Task statement:
In the entries below, find every line holding the string "title" and collect it.

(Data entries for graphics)
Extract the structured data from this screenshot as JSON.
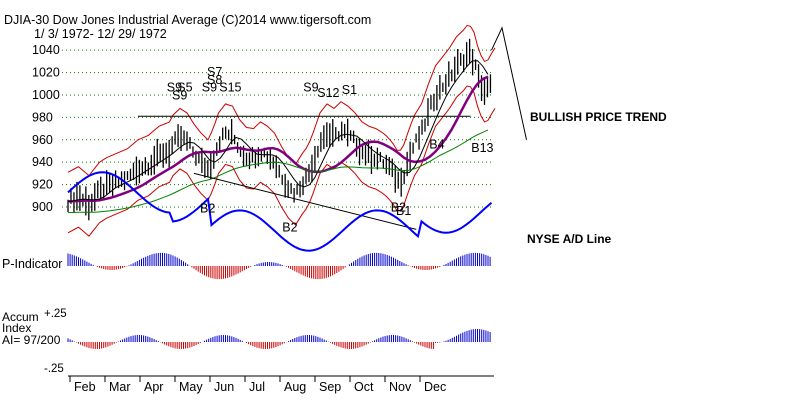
{
  "header": {
    "title": "DJIA-30  Dow Jones Industrial Average   (C)2014 www.tigersoft.com",
    "date_range": "1/ 3/ 1972- 12/ 29/ 1972"
  },
  "panels": {
    "p_indicator_label": "P-Indicator",
    "accum_label": "Accum",
    "index_label": "Index",
    "ai_label": "AI= 97/200",
    "accum_plus_tick": "+.25",
    "accum_minus_tick": "-.25"
  },
  "annotations": {
    "bullish_trend": "BULLISH PRICE TREND",
    "nyse_ad": "NYSE A/D Line"
  },
  "signals": [
    {
      "label": "S9",
      "month_pos": 4.05,
      "level": 1003
    },
    {
      "label": "S5",
      "month_pos": 4.35,
      "level": 1003
    },
    {
      "label": "S9",
      "month_pos": 4.2,
      "level": 996
    },
    {
      "label": "S7",
      "month_pos": 5.2,
      "level": 1017
    },
    {
      "label": "S8",
      "month_pos": 5.2,
      "level": 1010
    },
    {
      "label": "S9",
      "month_pos": 5.05,
      "level": 1003
    },
    {
      "label": "S15",
      "month_pos": 5.55,
      "level": 1003
    },
    {
      "label": "S9",
      "month_pos": 7.95,
      "level": 1003
    },
    {
      "label": "S12",
      "month_pos": 8.35,
      "level": 998
    },
    {
      "label": "S1",
      "month_pos": 9.05,
      "level": 1001
    },
    {
      "label": "B2",
      "month_pos": 5.0,
      "level": 895
    },
    {
      "label": "B2",
      "month_pos": 7.35,
      "level": 878
    },
    {
      "label": "B2",
      "month_pos": 10.45,
      "level": 896
    },
    {
      "label": "B1",
      "month_pos": 10.6,
      "level": 893
    },
    {
      "label": "B4",
      "month_pos": 11.55,
      "level": 952
    },
    {
      "label": "B13",
      "month_pos": 12.75,
      "level": 949
    }
  ],
  "colors": {
    "price_bars": "#000000",
    "band": "#cc0000",
    "ma_long": "#800080",
    "ma_green": "#008000",
    "ad_line": "#0000ff",
    "positive": "#0000cc",
    "negative": "#cc0000",
    "grid": "#008000"
  },
  "chart_data": {
    "type": "line",
    "title": "DJIA-30  Dow Jones Industrial Average",
    "x_ticks": [
      "Feb",
      "Mar",
      "Apr",
      "May",
      "Jun",
      "Jul",
      "Aug",
      "Sep",
      "Oct",
      "Nov",
      "Dec"
    ],
    "y_ticks": [
      900,
      920,
      940,
      960,
      980,
      1000,
      1020,
      1040
    ],
    "ylim": [
      875,
      1058
    ],
    "grid": true,
    "series": [
      {
        "name": "DJIA",
        "points": [
          [
            1.0,
            905
          ],
          [
            1.3,
            910
          ],
          [
            1.6,
            902
          ],
          [
            1.9,
            914
          ],
          [
            2.1,
            918
          ],
          [
            2.4,
            922
          ],
          [
            2.7,
            926
          ],
          [
            3.0,
            934
          ],
          [
            3.3,
            938
          ],
          [
            3.6,
            946
          ],
          [
            3.9,
            950
          ],
          [
            4.0,
            956
          ],
          [
            4.2,
            962
          ],
          [
            4.4,
            958
          ],
          [
            4.6,
            948
          ],
          [
            4.8,
            940
          ],
          [
            5.0,
            934
          ],
          [
            5.15,
            944
          ],
          [
            5.3,
            958
          ],
          [
            5.5,
            966
          ],
          [
            5.7,
            964
          ],
          [
            5.9,
            952
          ],
          [
            6.1,
            945
          ],
          [
            6.3,
            944
          ],
          [
            6.5,
            950
          ],
          [
            6.7,
            946
          ],
          [
            6.9,
            940
          ],
          [
            7.1,
            928
          ],
          [
            7.3,
            918
          ],
          [
            7.5,
            912
          ],
          [
            7.7,
            922
          ],
          [
            7.85,
            928
          ],
          [
            8.0,
            940
          ],
          [
            8.2,
            958
          ],
          [
            8.4,
            966
          ],
          [
            8.6,
            962
          ],
          [
            8.8,
            968
          ],
          [
            9.0,
            964
          ],
          [
            9.2,
            958
          ],
          [
            9.4,
            950
          ],
          [
            9.6,
            946
          ],
          [
            9.8,
            944
          ],
          [
            10.0,
            940
          ],
          [
            10.15,
            936
          ],
          [
            10.3,
            930
          ],
          [
            10.45,
            922
          ],
          [
            10.6,
            930
          ],
          [
            10.75,
            944
          ],
          [
            10.9,
            956
          ],
          [
            11.1,
            966
          ],
          [
            11.3,
            984
          ],
          [
            11.5,
            1000
          ],
          [
            11.7,
            1008
          ],
          [
            11.9,
            1016
          ],
          [
            12.1,
            1026
          ],
          [
            12.3,
            1032
          ],
          [
            12.45,
            1038
          ],
          [
            12.6,
            1030
          ],
          [
            12.75,
            1012
          ],
          [
            12.9,
            1004
          ],
          [
            13.05,
            1006
          ],
          [
            13.15,
            1016
          ]
        ]
      }
    ]
  }
}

Written answer:
    "title": "DJIA-30  Dow Jones Industrial Average   (C)2014 www.tigersoft.com",
    "title": "DJIA-30  Dow Jones Industrial Average",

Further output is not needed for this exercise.